**Problem details**:
Lines containing the string "eksisterende" are to be counted; report only how many there are.

(Saved data entries)
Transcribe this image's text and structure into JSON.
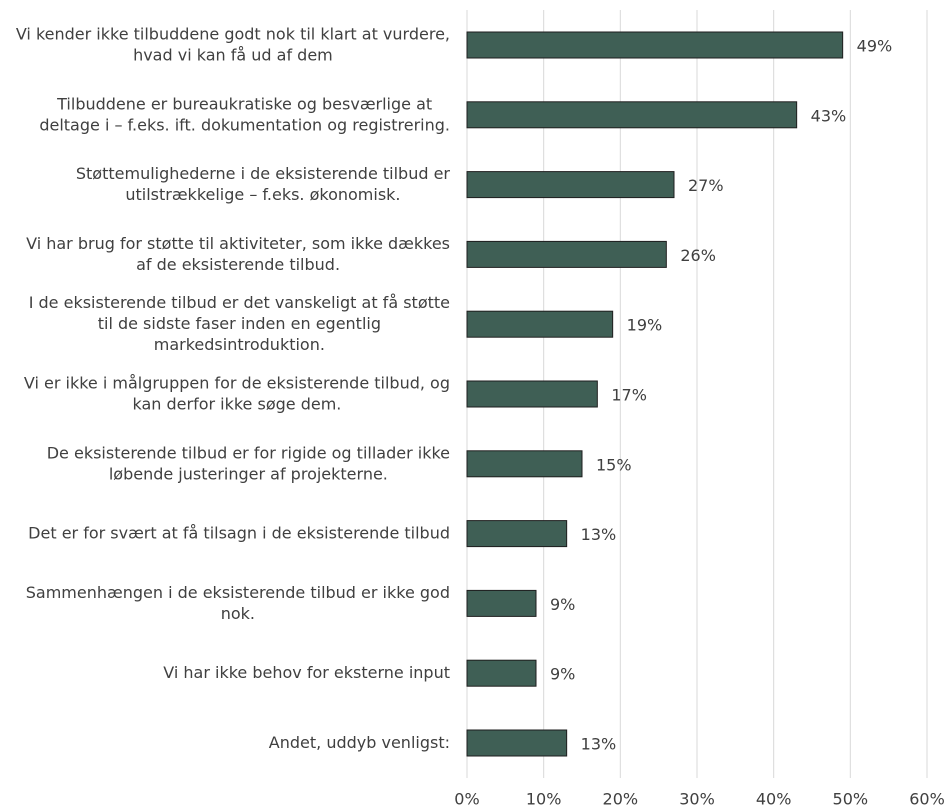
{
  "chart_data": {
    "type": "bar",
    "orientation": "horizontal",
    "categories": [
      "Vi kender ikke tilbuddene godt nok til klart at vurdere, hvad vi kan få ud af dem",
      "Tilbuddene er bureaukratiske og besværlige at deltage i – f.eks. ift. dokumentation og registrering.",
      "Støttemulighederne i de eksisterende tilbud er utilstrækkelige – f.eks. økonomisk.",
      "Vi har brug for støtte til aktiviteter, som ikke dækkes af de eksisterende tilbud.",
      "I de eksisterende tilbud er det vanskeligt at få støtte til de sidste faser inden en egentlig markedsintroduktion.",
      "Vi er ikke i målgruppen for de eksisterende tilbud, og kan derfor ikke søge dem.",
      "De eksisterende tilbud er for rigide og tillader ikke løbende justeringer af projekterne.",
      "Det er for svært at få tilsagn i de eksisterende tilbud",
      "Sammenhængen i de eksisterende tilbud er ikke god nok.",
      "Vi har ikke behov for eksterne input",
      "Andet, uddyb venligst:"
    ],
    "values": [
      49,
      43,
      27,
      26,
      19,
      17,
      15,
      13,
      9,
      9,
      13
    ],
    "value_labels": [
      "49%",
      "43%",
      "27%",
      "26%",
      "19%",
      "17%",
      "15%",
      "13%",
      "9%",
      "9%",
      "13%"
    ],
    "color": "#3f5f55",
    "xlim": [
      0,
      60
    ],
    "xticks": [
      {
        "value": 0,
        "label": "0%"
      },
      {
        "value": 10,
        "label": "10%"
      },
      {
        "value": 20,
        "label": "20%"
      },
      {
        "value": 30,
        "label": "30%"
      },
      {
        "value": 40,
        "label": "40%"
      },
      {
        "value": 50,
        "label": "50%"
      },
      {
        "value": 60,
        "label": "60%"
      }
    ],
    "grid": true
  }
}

**The response**:
7